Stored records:
* * *
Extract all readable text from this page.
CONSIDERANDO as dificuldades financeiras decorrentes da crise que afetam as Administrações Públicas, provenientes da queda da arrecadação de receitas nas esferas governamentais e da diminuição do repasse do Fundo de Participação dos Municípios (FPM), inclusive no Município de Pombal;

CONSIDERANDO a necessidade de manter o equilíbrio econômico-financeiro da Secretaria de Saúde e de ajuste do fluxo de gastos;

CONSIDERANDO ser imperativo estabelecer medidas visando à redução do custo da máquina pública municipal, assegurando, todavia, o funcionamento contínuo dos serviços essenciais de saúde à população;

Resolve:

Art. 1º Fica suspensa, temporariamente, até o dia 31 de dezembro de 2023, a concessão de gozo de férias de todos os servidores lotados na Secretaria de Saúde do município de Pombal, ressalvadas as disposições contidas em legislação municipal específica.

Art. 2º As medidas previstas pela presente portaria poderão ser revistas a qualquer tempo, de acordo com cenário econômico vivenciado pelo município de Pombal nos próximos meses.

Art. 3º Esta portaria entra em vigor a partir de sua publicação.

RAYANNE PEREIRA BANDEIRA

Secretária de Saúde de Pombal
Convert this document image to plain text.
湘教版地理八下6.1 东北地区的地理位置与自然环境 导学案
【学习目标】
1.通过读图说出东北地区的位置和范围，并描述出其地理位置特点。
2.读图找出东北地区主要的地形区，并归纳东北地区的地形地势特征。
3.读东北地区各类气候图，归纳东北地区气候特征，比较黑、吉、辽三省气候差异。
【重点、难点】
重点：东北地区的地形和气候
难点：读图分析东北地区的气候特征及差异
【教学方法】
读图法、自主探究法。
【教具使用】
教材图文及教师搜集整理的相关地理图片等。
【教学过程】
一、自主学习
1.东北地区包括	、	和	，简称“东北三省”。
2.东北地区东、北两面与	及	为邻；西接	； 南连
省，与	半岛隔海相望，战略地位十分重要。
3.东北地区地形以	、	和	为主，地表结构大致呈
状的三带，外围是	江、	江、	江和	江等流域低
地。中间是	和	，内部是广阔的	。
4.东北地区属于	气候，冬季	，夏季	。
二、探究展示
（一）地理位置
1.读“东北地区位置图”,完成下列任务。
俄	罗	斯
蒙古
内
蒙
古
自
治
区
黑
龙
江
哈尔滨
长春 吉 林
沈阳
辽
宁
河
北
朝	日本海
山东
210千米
* * *
— Goal of the exercise —
Reproduce, word for word, every line starting at the line that contains "Convert this document image to plain text." and ending with the final line of the entries.

— Final result —
Convert this document image to plain text.
湘教版地理八下6.1 东北地区的地理位置与自然环境 导学案
【学习目标】
1.通过读图说出东北地区的位置和范围，并描述出其地理位置特点。
2.读图找出东北地区主要的地形区，并归纳东北地区的地形地势特征。
3.读东北地区各类气候图，归纳东北地区气候特征，比较黑、吉、辽三省气候差异。
【重点、难点】
重点：东北地区的地形和气候
难点：读图分析东北地区的气候特征及差异
【教学方法】
读图法、自主探究法。
【教具使用】
教材图文及教师搜集整理的相关地理图片等。
【教学过程】
一、自主学习
1.东北地区包括	、	和	，简称“东北三省”。
2.东北地区东、北两面与	及	为邻；西接	； 南连
省，与	半岛隔海相望，战略地位十分重要。
3.东北地区地形以	、	和	为主，地表结构大致呈
状的三带，外围是	江、	江、	江和	江等流域低
地。中间是	和	，内部是广阔的	。
4.东北地区属于	气候，冬季	，夏季	。
二、探究展示
（一）地理位置
1.读“东北地区位置图”,完成下列任务。
俄	罗	斯
蒙古
内
蒙
古
自
治
区
黑
龙
江
哈尔滨
长春 吉 林
沈阳
辽
宁
河
北
朝	日本海
山东
210千米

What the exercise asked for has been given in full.